| Data for this exercise |
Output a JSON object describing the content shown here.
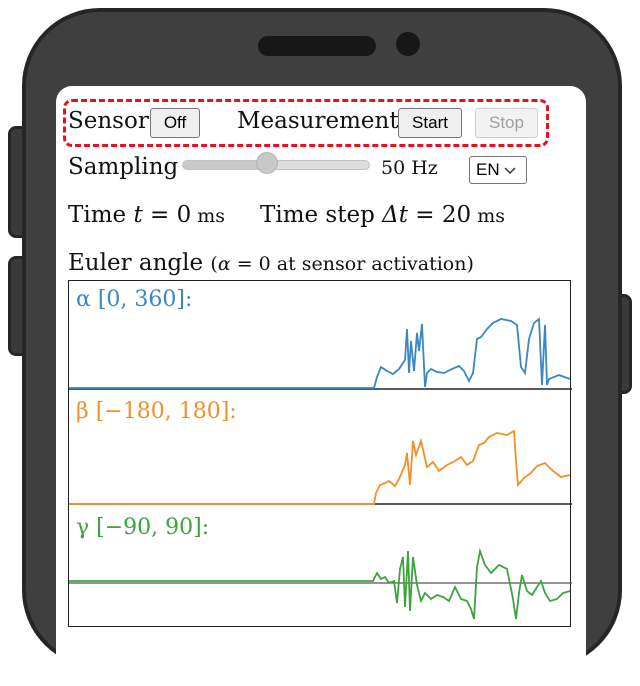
{
  "controls": {
    "sensor_label": "Sensor",
    "sensor_button": "Off",
    "measurement_label": "Measurement",
    "start_button": "Start",
    "stop_button": "Stop"
  },
  "sampling": {
    "label": "Sampling",
    "value_text": "50 Hz",
    "slider_fraction": 0.45,
    "language": "EN"
  },
  "time": {
    "time_prefix": "Time ",
    "time_var": "t",
    "time_value": " = 0",
    "time_unit": " ms",
    "step_prefix": "Time step ",
    "step_var": "Δt",
    "step_value": " = 20",
    "step_unit": " ms"
  },
  "plot": {
    "title": "Euler angle",
    "note_open": "(",
    "note_var": "α",
    "note_rest": " = 0 at sensor activation)",
    "alpha_label": "α [0, 360]:",
    "beta_label": "β [−180, 180]:",
    "gamma_label": "γ [−90, 90]:",
    "colors": {
      "alpha": "#3a87c2",
      "beta": "#f0902b",
      "gamma": "#3ea33e"
    }
  }
}
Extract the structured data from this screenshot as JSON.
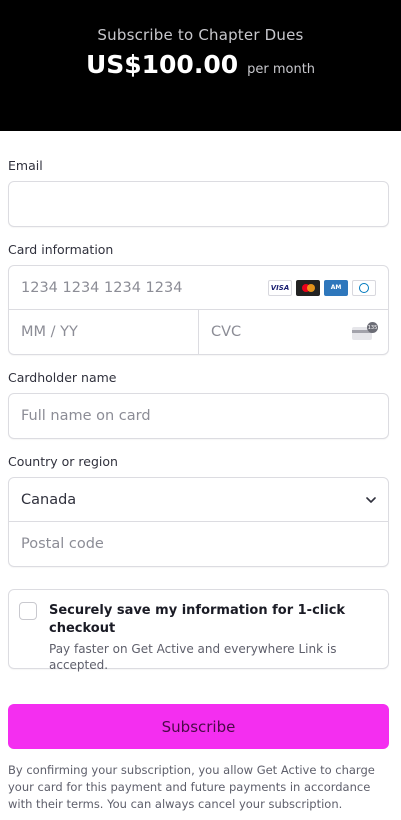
{
  "header": {
    "title": "Subscribe to Chapter Dues",
    "price": "US$100.00",
    "period": "per month"
  },
  "email": {
    "label": "Email",
    "value": ""
  },
  "card": {
    "label": "Card information",
    "number_placeholder": "1234 1234 1234 1234",
    "expiry_placeholder": "MM / YY",
    "cvc_placeholder": "CVC",
    "brands": [
      "VISA",
      "Mastercard",
      "AMEX",
      "Diners"
    ],
    "cvc_badge": "135"
  },
  "cardholder": {
    "label": "Cardholder name",
    "placeholder": "Full name on card"
  },
  "country": {
    "label": "Country or region",
    "selected": "Canada",
    "postal_placeholder": "Postal code"
  },
  "link": {
    "title": "Securely save my information for 1-click checkout",
    "description": "Pay faster on Get Active and everywhere Link is accepted.",
    "checked": false
  },
  "subscribe_label": "Subscribe",
  "terms": "By confirming your subscription, you allow Get Active to charge your card for this payment and future payments in accordance with their terms. You can always cancel your subscription.",
  "colors": {
    "header_bg": "#000000",
    "button_bg": "#f42ef0"
  }
}
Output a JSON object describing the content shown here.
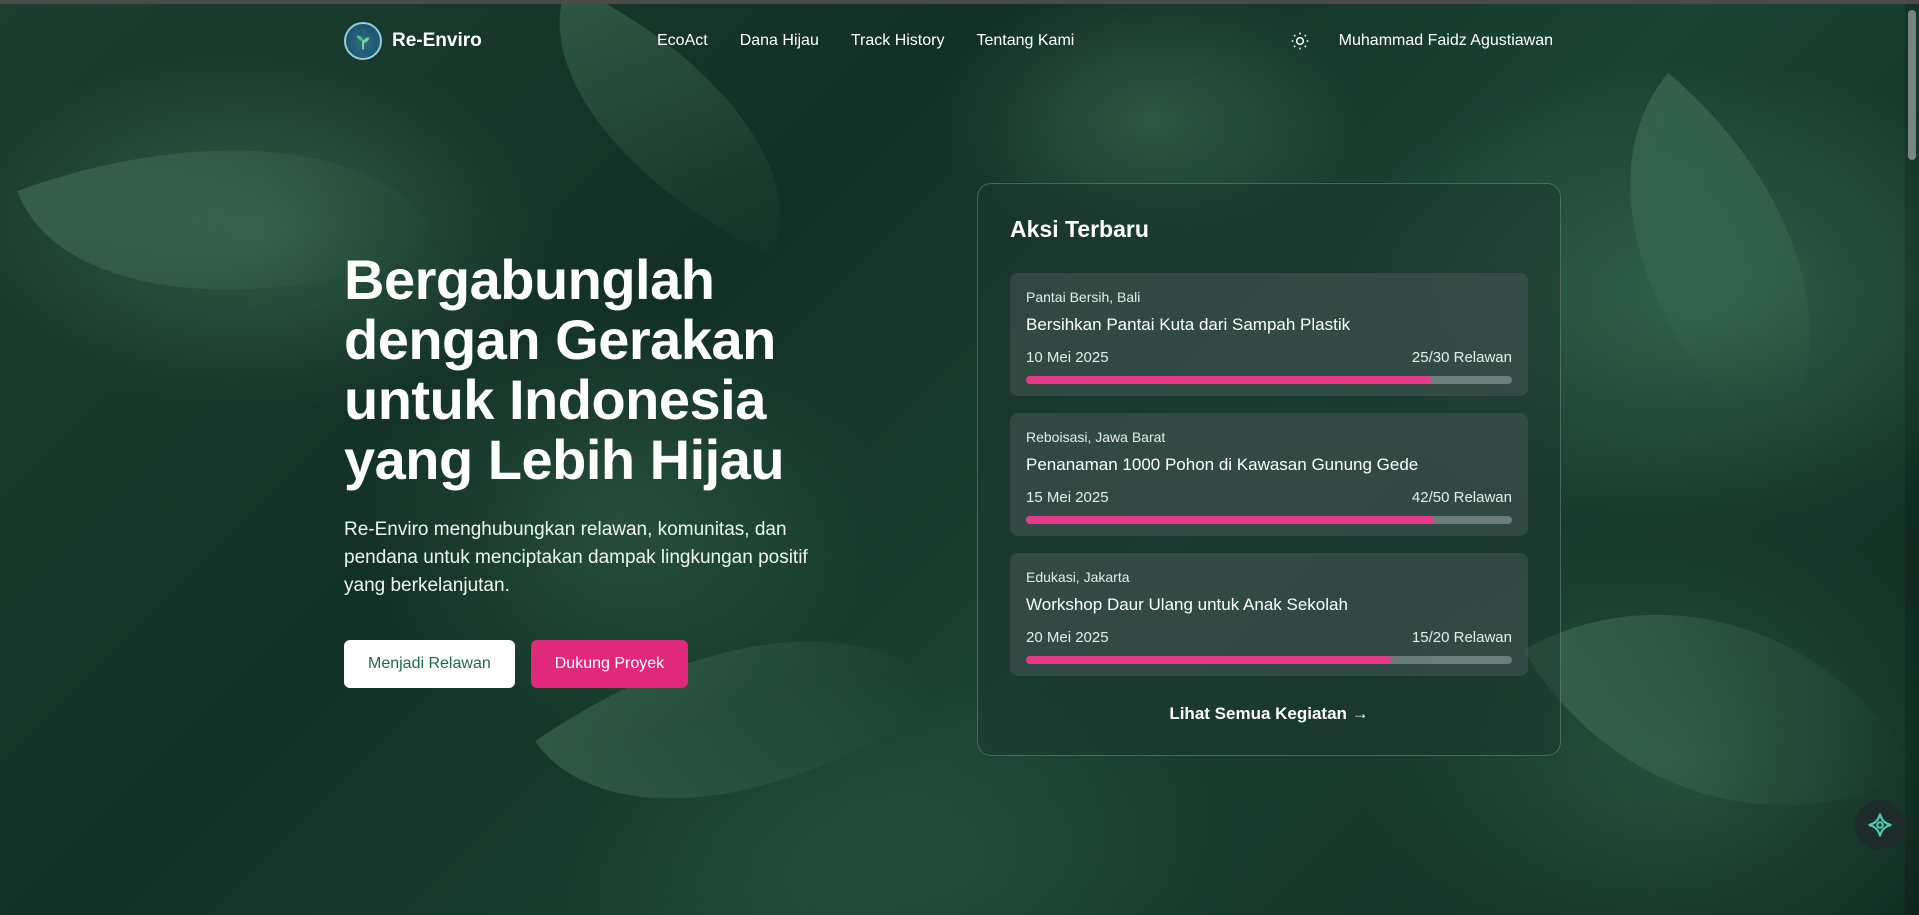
{
  "brand": {
    "name": "Re-Enviro"
  },
  "nav": {
    "items": [
      "EcoAct",
      "Dana Hijau",
      "Track History",
      "Tentang Kami"
    ]
  },
  "user": {
    "name": "Muhammad Faidz Agustiawan"
  },
  "hero": {
    "title": "Bergabunglah dengan Gerakan untuk Indonesia yang Lebih Hijau",
    "subtitle": "Re-Enviro menghubungkan relawan, komunitas, dan pendana untuk menciptakan dampak lingkungan positif yang berkelanjutan.",
    "primary_label": "Menjadi Relawan",
    "secondary_label": "Dukung Proyek"
  },
  "panel": {
    "title": "Aksi Terbaru",
    "cards": [
      {
        "location": "Pantai Bersih, Bali",
        "title": "Bersihkan Pantai Kuta dari Sampah Plastik",
        "date": "10 Mei 2025",
        "volunteers": "25/30 Relawan",
        "progress": 0.833
      },
      {
        "location": "Reboisasi, Jawa Barat",
        "title": "Penanaman 1000 Pohon di Kawasan Gunung Gede",
        "date": "15 Mei 2025",
        "volunteers": "42/50 Relawan",
        "progress": 0.84
      },
      {
        "location": "Edukasi, Jakarta",
        "title": "Workshop Daur Ulang untuk Anak Sekolah",
        "date": "20 Mei 2025",
        "volunteers": "15/20 Relawan",
        "progress": 0.75
      }
    ],
    "see_all": "Lihat Semua Kegiatan →"
  },
  "colors": {
    "accent": "#e0297b",
    "progress": "#e6398a",
    "primary_text": "#1f6b4a"
  },
  "icons": {
    "logo": "globe-plant-icon",
    "theme": "sun-icon",
    "assistant": "sparkle-icon"
  }
}
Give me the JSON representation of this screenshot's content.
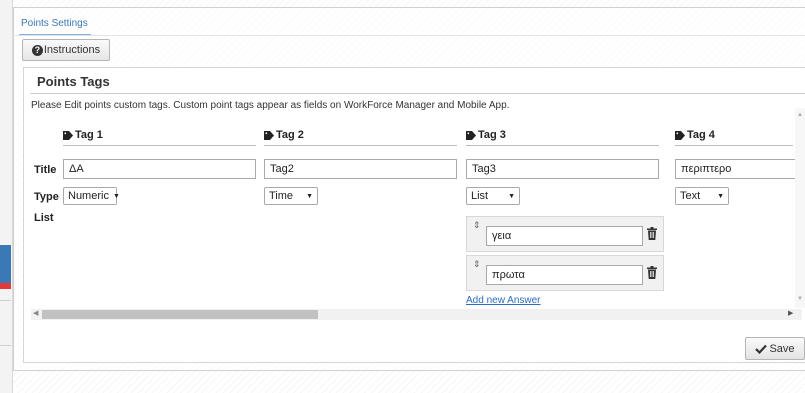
{
  "tab": {
    "label": "Points Settings"
  },
  "instructions_button": {
    "label": "Instructions",
    "icon": "question-circle-icon"
  },
  "section": {
    "title": "Points Tags",
    "description": "Please Edit points custom tags. Custom point tags appear as fields on WorkForce Manager and Mobile App."
  },
  "row_labels": {
    "title": "Title",
    "type": "Type",
    "list": "List"
  },
  "tags": [
    {
      "header": "Tag 1",
      "title_value": "ΔΑ",
      "type_value": "Numeric"
    },
    {
      "header": "Tag 2",
      "title_value": "Tag2",
      "type_value": "Time"
    },
    {
      "header": "Tag 3",
      "title_value": "Tag3",
      "type_value": "List",
      "answers": [
        "γεια",
        "πρωτα"
      ],
      "add_answer_label": "Add new Answer"
    },
    {
      "header": "Tag 4",
      "title_value": "περιπτερο",
      "type_value": "Text"
    }
  ],
  "save_button": {
    "label": "Save",
    "icon": "check-icon"
  },
  "colors": {
    "accent": "#3a78b6",
    "link": "#2a6cc1",
    "sidebar_red": "#e23a3a"
  }
}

| What you have to do |
Reproduce the material in full, word for word, and omit the pictures.

| Task answer |
Output a JSON object describing the content shown here.
{
  "controls": {
    "sensor_label": "Sensor",
    "sensor_button": "Off",
    "measurement_label": "Measurement",
    "start_button": "Start",
    "stop_button": "Stop"
  },
  "sampling": {
    "label": "Sampling",
    "value_text": "50 Hz",
    "slider_fraction": 0.45,
    "language": "EN"
  },
  "time": {
    "time_prefix": "Time ",
    "time_var": "t",
    "time_value": " = 0",
    "time_unit": " ms",
    "step_prefix": "Time step ",
    "step_var": "Δt",
    "step_value": " = 20",
    "step_unit": " ms"
  },
  "plot": {
    "title": "Euler angle",
    "note_open": "(",
    "note_var": "α",
    "note_rest": " = 0 at sensor activation)",
    "alpha_label": "α [0, 360]:",
    "beta_label": "β [−180, 180]:",
    "gamma_label": "γ [−90, 90]:",
    "colors": {
      "alpha": "#3a87c2",
      "beta": "#f0902b",
      "gamma": "#3ea33e"
    }
  }
}
Extract the structured data from this screenshot as JSON.
{
  "header": {
    "title": "Subscribe to Chapter Dues",
    "price": "US$100.00",
    "period": "per month"
  },
  "email": {
    "label": "Email",
    "value": ""
  },
  "card": {
    "label": "Card information",
    "number_placeholder": "1234 1234 1234 1234",
    "expiry_placeholder": "MM / YY",
    "cvc_placeholder": "CVC",
    "brands": [
      "VISA",
      "Mastercard",
      "AMEX",
      "Diners"
    ],
    "cvc_badge": "135"
  },
  "cardholder": {
    "label": "Cardholder name",
    "placeholder": "Full name on card"
  },
  "country": {
    "label": "Country or region",
    "selected": "Canada",
    "postal_placeholder": "Postal code"
  },
  "link": {
    "title": "Securely save my information for 1-click checkout",
    "description": "Pay faster on Get Active and everywhere Link is accepted.",
    "checked": false
  },
  "subscribe_label": "Subscribe",
  "terms": "By confirming your subscription, you allow Get Active to charge your card for this payment and future payments in accordance with their terms. You can always cancel your subscription.",
  "colors": {
    "header_bg": "#000000",
    "button_bg": "#f42ef0"
  }
}
Output a JSON object describing the content shown here.
{
  "brand": {
    "name": "Re-Enviro"
  },
  "nav": {
    "items": [
      "EcoAct",
      "Dana Hijau",
      "Track History",
      "Tentang Kami"
    ]
  },
  "user": {
    "name": "Muhammad Faidz Agustiawan"
  },
  "hero": {
    "title": "Bergabunglah dengan Gerakan untuk Indonesia yang Lebih Hijau",
    "subtitle": "Re-Enviro menghubungkan relawan, komunitas, dan pendana untuk menciptakan dampak lingkungan positif yang berkelanjutan.",
    "primary_label": "Menjadi Relawan",
    "secondary_label": "Dukung Proyek"
  },
  "panel": {
    "title": "Aksi Terbaru",
    "cards": [
      {
        "location": "Pantai Bersih, Bali",
        "title": "Bersihkan Pantai Kuta dari Sampah Plastik",
        "date": "10 Mei 2025",
        "volunteers": "25/30 Relawan",
        "progress": 0.833
      },
      {
        "location": "Reboisasi, Jawa Barat",
        "title": "Penanaman 1000 Pohon di Kawasan Gunung Gede",
        "date": "15 Mei 2025",
        "volunteers": "42/50 Relawan",
        "progress": 0.84
      },
      {
        "location": "Edukasi, Jakarta",
        "title": "Workshop Daur Ulang untuk Anak Sekolah",
        "date": "20 Mei 2025",
        "volunteers": "15/20 Relawan",
        "progress": 0.75
      }
    ],
    "see_all": "Lihat Semua Kegiatan →"
  },
  "colors": {
    "accent": "#e0297b",
    "progress": "#e6398a",
    "primary_text": "#1f6b4a"
  },
  "icons": {
    "logo": "globe-plant-icon",
    "theme": "sun-icon",
    "assistant": "sparkle-icon"
  }
}
Give me the JSON representation of this screenshot's content.
{
  "tab": {
    "label": "Points Settings"
  },
  "instructions_button": {
    "label": "Instructions",
    "icon": "question-circle-icon"
  },
  "section": {
    "title": "Points Tags",
    "description": "Please Edit points custom tags. Custom point tags appear as fields on WorkForce Manager and Mobile App."
  },
  "row_labels": {
    "title": "Title",
    "type": "Type",
    "list": "List"
  },
  "tags": [
    {
      "header": "Tag 1",
      "title_value": "ΔΑ",
      "type_value": "Numeric"
    },
    {
      "header": "Tag 2",
      "title_value": "Tag2",
      "type_value": "Time"
    },
    {
      "header": "Tag 3",
      "title_value": "Tag3",
      "type_value": "List",
      "answers": [
        "γεια",
        "πρωτα"
      ],
      "add_answer_label": "Add new Answer"
    },
    {
      "header": "Tag 4",
      "title_value": "περιπτερο",
      "type_value": "Text"
    }
  ],
  "save_button": {
    "label": "Save",
    "icon": "check-icon"
  },
  "colors": {
    "accent": "#3a78b6",
    "link": "#2a6cc1",
    "sidebar_red": "#e23a3a"
  }
}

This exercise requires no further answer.